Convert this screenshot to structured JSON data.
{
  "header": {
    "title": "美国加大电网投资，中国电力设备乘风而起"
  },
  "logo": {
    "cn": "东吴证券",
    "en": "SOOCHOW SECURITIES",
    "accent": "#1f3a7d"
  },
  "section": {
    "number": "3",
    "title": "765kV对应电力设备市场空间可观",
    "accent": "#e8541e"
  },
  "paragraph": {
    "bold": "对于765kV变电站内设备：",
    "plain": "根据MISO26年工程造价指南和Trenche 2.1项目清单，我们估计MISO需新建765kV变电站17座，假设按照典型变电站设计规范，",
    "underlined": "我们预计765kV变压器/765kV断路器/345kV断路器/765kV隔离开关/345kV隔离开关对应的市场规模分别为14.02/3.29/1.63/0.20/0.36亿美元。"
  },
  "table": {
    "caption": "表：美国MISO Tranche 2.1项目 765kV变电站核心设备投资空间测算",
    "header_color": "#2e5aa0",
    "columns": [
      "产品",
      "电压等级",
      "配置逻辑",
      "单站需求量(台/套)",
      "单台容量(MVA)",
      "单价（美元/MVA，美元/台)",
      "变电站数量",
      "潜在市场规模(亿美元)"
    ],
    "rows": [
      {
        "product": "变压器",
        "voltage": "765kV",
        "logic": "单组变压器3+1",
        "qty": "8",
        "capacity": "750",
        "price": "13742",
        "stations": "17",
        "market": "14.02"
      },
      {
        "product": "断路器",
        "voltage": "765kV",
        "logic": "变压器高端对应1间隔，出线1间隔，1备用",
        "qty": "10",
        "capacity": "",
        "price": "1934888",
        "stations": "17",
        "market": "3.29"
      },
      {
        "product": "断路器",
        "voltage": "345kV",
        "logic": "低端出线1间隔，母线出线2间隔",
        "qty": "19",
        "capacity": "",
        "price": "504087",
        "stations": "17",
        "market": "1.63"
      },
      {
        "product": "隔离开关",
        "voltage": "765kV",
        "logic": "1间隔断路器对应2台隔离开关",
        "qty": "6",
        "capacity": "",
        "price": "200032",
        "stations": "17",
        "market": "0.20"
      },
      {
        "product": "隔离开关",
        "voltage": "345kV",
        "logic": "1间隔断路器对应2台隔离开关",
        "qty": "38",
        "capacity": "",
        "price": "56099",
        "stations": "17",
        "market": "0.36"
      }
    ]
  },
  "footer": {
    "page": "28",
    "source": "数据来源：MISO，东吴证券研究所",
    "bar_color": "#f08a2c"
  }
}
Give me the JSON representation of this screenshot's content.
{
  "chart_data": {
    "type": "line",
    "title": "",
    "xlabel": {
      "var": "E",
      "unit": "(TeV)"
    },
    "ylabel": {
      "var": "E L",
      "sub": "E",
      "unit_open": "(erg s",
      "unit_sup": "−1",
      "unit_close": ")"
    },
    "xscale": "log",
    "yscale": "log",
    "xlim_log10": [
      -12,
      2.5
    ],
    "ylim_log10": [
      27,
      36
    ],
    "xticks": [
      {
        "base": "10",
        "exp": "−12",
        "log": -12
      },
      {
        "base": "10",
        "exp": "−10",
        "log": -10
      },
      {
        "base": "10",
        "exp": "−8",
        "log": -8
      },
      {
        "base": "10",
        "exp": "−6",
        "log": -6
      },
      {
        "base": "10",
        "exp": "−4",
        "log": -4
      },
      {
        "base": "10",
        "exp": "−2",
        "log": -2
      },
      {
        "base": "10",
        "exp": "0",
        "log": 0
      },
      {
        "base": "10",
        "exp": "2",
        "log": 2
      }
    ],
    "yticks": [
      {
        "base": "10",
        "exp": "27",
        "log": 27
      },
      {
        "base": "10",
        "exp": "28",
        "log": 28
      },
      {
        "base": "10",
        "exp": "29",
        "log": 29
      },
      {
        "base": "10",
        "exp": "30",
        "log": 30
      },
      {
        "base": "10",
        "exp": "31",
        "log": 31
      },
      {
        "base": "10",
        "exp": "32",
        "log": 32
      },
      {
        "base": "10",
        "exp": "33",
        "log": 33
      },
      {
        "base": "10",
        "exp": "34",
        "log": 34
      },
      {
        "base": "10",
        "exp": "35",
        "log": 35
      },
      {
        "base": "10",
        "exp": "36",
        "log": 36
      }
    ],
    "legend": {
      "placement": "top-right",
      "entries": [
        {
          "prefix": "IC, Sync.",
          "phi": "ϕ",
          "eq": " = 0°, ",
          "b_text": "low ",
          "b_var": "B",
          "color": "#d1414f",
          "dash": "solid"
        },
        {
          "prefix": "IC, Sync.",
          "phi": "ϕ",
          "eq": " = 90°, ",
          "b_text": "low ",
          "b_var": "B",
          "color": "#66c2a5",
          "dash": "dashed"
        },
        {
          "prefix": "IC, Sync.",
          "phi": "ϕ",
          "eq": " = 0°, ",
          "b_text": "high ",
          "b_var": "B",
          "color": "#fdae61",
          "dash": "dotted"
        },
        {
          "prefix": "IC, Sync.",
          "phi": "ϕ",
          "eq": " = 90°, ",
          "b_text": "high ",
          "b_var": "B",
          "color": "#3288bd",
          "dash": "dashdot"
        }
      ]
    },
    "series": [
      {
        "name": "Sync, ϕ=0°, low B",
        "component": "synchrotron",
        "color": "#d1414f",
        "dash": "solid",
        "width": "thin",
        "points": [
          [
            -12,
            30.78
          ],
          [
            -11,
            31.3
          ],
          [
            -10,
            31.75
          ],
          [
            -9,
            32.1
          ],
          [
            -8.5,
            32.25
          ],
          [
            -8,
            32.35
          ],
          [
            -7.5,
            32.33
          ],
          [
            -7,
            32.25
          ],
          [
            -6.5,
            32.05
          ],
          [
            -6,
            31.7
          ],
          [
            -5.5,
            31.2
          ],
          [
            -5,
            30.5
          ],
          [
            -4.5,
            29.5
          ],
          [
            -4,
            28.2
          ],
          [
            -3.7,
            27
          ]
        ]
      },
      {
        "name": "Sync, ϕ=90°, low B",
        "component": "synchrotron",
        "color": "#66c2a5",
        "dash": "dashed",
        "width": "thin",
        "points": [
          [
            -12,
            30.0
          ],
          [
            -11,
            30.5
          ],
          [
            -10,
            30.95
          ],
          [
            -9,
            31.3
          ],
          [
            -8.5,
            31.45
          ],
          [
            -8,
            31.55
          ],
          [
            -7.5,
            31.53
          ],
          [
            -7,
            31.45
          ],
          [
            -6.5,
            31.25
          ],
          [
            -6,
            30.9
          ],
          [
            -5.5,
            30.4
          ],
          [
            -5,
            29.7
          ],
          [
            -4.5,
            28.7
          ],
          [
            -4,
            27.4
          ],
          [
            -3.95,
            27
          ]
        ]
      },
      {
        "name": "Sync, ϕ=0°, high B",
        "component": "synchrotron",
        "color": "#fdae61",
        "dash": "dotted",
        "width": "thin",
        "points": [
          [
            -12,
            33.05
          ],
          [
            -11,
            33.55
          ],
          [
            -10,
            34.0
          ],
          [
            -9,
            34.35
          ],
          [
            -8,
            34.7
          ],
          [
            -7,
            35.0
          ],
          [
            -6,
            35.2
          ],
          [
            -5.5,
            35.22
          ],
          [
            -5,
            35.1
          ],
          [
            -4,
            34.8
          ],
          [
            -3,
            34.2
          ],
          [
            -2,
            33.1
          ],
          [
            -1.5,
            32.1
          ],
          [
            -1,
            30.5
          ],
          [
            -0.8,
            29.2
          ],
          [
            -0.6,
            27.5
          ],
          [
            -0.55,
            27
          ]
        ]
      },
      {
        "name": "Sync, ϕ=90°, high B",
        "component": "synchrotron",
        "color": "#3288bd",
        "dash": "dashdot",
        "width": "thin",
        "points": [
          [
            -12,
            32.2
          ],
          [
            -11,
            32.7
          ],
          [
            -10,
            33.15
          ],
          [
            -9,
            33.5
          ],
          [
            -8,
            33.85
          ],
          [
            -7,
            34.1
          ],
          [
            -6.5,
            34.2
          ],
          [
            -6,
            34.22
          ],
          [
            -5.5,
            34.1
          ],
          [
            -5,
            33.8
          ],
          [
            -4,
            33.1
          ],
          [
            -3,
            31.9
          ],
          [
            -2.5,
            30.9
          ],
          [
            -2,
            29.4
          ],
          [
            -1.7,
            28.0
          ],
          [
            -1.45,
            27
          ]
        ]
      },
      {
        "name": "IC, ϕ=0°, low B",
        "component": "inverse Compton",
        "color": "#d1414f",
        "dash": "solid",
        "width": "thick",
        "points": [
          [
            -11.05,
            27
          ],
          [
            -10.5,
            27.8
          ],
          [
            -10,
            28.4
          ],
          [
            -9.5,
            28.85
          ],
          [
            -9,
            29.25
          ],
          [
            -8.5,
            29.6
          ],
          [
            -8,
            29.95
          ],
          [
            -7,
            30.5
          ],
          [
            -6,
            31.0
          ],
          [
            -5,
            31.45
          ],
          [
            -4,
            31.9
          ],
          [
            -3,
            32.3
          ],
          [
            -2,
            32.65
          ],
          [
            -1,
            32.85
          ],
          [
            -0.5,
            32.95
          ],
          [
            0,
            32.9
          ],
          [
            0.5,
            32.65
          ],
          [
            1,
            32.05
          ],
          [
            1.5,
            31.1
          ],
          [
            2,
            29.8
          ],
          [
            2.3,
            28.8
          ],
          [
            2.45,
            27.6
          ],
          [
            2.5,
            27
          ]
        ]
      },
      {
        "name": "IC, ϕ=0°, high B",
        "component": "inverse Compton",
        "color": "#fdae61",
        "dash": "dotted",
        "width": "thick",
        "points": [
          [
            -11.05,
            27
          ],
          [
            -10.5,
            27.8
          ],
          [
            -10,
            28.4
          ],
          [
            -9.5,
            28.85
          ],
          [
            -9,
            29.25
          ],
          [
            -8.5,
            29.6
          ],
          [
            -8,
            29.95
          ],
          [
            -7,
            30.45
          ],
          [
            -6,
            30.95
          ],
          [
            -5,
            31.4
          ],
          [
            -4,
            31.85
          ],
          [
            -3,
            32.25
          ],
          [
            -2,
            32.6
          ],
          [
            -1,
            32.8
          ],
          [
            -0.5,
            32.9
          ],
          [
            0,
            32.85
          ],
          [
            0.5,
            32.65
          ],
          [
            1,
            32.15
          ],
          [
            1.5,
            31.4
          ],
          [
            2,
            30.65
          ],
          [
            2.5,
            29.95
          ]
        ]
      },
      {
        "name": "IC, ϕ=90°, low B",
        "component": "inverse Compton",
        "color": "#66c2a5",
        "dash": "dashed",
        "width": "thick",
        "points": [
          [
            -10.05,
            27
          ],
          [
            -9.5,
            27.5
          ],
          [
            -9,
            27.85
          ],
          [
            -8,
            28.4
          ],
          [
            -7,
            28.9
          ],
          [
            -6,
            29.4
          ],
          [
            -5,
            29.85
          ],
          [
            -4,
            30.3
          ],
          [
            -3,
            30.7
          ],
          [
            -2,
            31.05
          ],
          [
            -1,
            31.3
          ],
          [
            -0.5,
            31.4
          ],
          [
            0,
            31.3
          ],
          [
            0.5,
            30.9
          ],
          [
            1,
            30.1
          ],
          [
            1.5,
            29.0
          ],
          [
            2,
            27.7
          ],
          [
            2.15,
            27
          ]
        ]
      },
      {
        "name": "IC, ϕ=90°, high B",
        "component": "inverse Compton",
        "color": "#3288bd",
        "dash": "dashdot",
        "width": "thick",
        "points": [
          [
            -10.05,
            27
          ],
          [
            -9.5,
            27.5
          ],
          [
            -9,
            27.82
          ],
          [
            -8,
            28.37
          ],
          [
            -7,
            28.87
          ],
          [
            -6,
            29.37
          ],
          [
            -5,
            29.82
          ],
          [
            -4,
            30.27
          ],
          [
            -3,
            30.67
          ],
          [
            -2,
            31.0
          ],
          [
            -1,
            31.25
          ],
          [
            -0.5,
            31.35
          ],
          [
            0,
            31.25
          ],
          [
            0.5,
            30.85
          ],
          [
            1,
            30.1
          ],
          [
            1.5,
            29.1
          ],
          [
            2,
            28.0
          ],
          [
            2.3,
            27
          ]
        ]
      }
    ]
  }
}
━━━━━━━━
§ **Task instructions**: Return all lines with the word "price" in them.

§ **The result**:
        "price": "13742",
        "price": "1934888",
        "price": "504087",
        "price": "200032",
        "price": "56099",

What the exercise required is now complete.